Every record below should be printed exactly as it appears.
======== PROVIDED DATA
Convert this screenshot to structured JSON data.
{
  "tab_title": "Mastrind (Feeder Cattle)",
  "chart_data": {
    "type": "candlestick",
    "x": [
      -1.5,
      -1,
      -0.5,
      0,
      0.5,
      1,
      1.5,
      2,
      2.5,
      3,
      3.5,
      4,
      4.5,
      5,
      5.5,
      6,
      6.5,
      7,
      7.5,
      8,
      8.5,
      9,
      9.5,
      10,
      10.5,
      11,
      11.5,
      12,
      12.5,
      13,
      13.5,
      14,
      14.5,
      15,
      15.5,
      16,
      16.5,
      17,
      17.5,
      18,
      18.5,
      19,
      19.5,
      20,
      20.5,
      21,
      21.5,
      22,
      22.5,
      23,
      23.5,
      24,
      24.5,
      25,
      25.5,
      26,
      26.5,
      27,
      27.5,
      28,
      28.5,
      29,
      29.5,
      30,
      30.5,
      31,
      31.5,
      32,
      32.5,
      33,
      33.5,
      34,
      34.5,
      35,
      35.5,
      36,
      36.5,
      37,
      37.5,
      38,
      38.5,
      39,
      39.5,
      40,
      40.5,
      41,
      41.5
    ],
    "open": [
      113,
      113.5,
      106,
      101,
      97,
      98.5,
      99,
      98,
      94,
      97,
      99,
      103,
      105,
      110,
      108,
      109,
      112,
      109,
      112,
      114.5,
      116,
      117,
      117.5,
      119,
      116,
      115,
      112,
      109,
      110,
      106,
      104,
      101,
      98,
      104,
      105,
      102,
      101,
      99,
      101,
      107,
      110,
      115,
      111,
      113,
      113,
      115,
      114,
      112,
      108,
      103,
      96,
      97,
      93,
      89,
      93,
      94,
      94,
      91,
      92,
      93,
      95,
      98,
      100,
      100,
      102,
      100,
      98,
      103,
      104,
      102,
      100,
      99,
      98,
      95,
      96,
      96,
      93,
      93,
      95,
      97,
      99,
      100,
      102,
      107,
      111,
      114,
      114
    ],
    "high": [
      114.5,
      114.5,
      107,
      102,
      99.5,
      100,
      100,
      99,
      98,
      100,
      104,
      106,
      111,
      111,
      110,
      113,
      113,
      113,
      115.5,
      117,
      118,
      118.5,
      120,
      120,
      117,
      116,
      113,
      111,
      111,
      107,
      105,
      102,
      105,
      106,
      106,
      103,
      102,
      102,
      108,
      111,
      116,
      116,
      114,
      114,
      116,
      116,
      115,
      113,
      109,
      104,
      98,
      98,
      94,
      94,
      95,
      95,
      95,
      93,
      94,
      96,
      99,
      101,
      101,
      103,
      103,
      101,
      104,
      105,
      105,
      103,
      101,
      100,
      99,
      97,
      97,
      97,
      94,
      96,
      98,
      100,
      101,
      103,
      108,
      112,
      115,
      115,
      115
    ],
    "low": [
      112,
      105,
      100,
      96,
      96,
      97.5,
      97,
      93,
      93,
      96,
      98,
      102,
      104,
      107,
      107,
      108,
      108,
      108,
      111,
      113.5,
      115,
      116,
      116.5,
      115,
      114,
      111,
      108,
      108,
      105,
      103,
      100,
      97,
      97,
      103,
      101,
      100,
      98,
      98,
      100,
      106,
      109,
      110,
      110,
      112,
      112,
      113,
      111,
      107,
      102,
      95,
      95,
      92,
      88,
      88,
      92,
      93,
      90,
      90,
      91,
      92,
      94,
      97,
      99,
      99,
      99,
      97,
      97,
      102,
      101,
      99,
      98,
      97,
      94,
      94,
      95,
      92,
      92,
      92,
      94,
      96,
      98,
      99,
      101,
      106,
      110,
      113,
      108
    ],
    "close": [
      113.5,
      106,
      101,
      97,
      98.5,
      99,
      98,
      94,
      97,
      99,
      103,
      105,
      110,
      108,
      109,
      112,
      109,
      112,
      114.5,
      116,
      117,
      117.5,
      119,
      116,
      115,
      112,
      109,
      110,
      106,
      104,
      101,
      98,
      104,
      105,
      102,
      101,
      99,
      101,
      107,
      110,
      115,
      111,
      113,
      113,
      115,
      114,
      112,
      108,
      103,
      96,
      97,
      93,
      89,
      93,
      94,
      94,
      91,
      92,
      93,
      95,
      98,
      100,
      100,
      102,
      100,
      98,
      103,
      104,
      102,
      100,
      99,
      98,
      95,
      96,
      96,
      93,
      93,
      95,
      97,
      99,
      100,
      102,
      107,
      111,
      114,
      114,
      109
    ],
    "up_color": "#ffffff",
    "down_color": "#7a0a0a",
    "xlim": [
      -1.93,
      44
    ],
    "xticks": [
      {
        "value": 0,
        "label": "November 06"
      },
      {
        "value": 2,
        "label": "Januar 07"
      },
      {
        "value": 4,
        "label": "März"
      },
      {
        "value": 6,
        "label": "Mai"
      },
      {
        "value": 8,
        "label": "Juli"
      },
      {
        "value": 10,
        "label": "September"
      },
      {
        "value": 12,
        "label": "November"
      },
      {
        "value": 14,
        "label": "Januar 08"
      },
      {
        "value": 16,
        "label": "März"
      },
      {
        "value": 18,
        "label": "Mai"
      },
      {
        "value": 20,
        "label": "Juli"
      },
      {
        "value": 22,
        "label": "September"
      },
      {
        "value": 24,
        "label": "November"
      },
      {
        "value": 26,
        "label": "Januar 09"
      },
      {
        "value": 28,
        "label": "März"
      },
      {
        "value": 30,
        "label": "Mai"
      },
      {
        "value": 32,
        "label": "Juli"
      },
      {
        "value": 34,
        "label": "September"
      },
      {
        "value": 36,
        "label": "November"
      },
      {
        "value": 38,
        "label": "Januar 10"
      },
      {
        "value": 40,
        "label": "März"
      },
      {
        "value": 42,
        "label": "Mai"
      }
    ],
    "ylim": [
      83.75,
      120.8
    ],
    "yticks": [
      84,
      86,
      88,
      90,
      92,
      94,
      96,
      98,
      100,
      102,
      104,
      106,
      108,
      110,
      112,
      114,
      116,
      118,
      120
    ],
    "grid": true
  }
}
================
# [EXERCISE SOLUTION]
Convert this screenshot to structured JSON data.
{
  "tab_title": "Mastrind (Feeder Cattle)",
  "chart_data": {
    "type": "candlestick",
    "x": [
      -1.5,
      -1,
      -0.5,
      0,
      0.5,
      1,
      1.5,
      2,
      2.5,
      3,
      3.5,
      4,
      4.5,
      5,
      5.5,
      6,
      6.5,
      7,
      7.5,
      8,
      8.5,
      9,
      9.5,
      10,
      10.5,
      11,
      11.5,
      12,
      12.5,
      13,
      13.5,
      14,
      14.5,
      15,
      15.5,
      16,
      16.5,
      17,
      17.5,
      18,
      18.5,
      19,
      19.5,
      20,
      20.5,
      21,
      21.5,
      22,
      22.5,
      23,
      23.5,
      24,
      24.5,
      25,
      25.5,
      26,
      26.5,
      27,
      27.5,
      28,
      28.5,
      29,
      29.5,
      30,
      30.5,
      31,
      31.5,
      32,
      32.5,
      33,
      33.5,
      34,
      34.5,
      35,
      35.5,
      36,
      36.5,
      37,
      37.5,
      38,
      38.5,
      39,
      39.5,
      40,
      40.5,
      41,
      41.5
    ],
    "open": [
      113,
      113.5,
      106,
      101,
      97,
      98.5,
      99,
      98,
      94,
      97,
      99,
      103,
      105,
      110,
      108,
      109,
      112,
      109,
      112,
      114.5,
      116,
      117,
      117.5,
      119,
      116,
      115,
      112,
      109,
      110,
      106,
      104,
      101,
      98,
      104,
      105,
      102,
      101,
      99,
      101,
      107,
      110,
      115,
      111,
      113,
      113,
      115,
      114,
      112,
      108,
      103,
      96,
      97,
      93,
      89,
      93,
      94,
      94,
      91,
      92,
      93,
      95,
      98,
      100,
      100,
      102,
      100,
      98,
      103,
      104,
      102,
      100,
      99,
      98,
      95,
      96,
      96,
      93,
      93,
      95,
      97,
      99,
      100,
      102,
      107,
      111,
      114,
      114
    ],
    "high": [
      114.5,
      114.5,
      107,
      102,
      99.5,
      100,
      100,
      99,
      98,
      100,
      104,
      106,
      111,
      111,
      110,
      113,
      113,
      113,
      115.5,
      117,
      118,
      118.5,
      120,
      120,
      117,
      116,
      113,
      111,
      111,
      107,
      105,
      102,
      105,
      106,
      106,
      103,
      102,
      102,
      108,
      111,
      116,
      116,
      114,
      114,
      116,
      116,
      115,
      113,
      109,
      104,
      98,
      98,
      94,
      94,
      95,
      95,
      95,
      93,
      94,
      96,
      99,
      101,
      101,
      103,
      103,
      101,
      104,
      105,
      105,
      103,
      101,
      100,
      99,
      97,
      97,
      97,
      94,
      96,
      98,
      100,
      101,
      103,
      108,
      112,
      115,
      115,
      115
    ],
    "low": [
      112,
      105,
      100,
      96,
      96,
      97.5,
      97,
      93,
      93,
      96,
      98,
      102,
      104,
      107,
      107,
      108,
      108,
      108,
      111,
      113.5,
      115,
      116,
      116.5,
      115,
      114,
      111,
      108,
      108,
      105,
      103,
      100,
      97,
      97,
      103,
      101,
      100,
      98,
      98,
      100,
      106,
      109,
      110,
      110,
      112,
      112,
      113,
      111,
      107,
      102,
      95,
      95,
      92,
      88,
      88,
      92,
      93,
      90,
      90,
      91,
      92,
      94,
      97,
      99,
      99,
      99,
      97,
      97,
      102,
      101,
      99,
      98,
      97,
      94,
      94,
      95,
      92,
      92,
      92,
      94,
      96,
      98,
      99,
      101,
      106,
      110,
      113,
      108
    ],
    "close": [
      113.5,
      106,
      101,
      97,
      98.5,
      99,
      98,
      94,
      97,
      99,
      103,
      105,
      110,
      108,
      109,
      112,
      109,
      112,
      114.5,
      116,
      117,
      117.5,
      119,
      116,
      115,
      112,
      109,
      110,
      106,
      104,
      101,
      98,
      104,
      105,
      102,
      101,
      99,
      101,
      107,
      110,
      115,
      111,
      113,
      113,
      115,
      114,
      112,
      108,
      103,
      96,
      97,
      93,
      89,
      93,
      94,
      94,
      91,
      92,
      93,
      95,
      98,
      100,
      100,
      102,
      100,
      98,
      103,
      104,
      102,
      100,
      99,
      98,
      95,
      96,
      96,
      93,
      93,
      95,
      97,
      99,
      100,
      102,
      107,
      111,
      114,
      114,
      109
    ],
    "up_color": "#ffffff",
    "down_color": "#7a0a0a",
    "xlim": [
      -1.93,
      44
    ],
    "xticks": [
      {
        "value": 0,
        "label": "November 06"
      },
      {
        "value": 2,
        "label": "Januar 07"
      },
      {
        "value": 4,
        "label": "März"
      },
      {
        "value": 6,
        "label": "Mai"
      },
      {
        "value": 8,
        "label": "Juli"
      },
      {
        "value": 10,
        "label": "September"
      },
      {
        "value": 12,
        "label": "November"
      },
      {
        "value": 14,
        "label": "Januar 08"
      },
      {
        "value": 16,
        "label": "März"
      },
      {
        "value": 18,
        "label": "Mai"
      },
      {
        "value": 20,
        "label": "Juli"
      },
      {
        "value": 22,
        "label": "September"
      },
      {
        "value": 24,
        "label": "November"
      },
      {
        "value": 26,
        "label": "Januar 09"
      },
      {
        "value": 28,
        "label": "März"
      },
      {
        "value": 30,
        "label": "Mai"
      },
      {
        "value": 32,
        "label": "Juli"
      },
      {
        "value": 34,
        "label": "September"
      },
      {
        "value": 36,
        "label": "November"
      },
      {
        "value": 38,
        "label": "Januar 10"
      },
      {
        "value": 40,
        "label": "März"
      },
      {
        "value": 42,
        "label": "Mai"
      }
    ],
    "ylim": [
      83.75,
      120.8
    ],
    "yticks": [
      84,
      86,
      88,
      90,
      92,
      94,
      96,
      98,
      100,
      102,
      104,
      106,
      108,
      110,
      112,
      114,
      116,
      118,
      120
    ],
    "grid": true
  }
}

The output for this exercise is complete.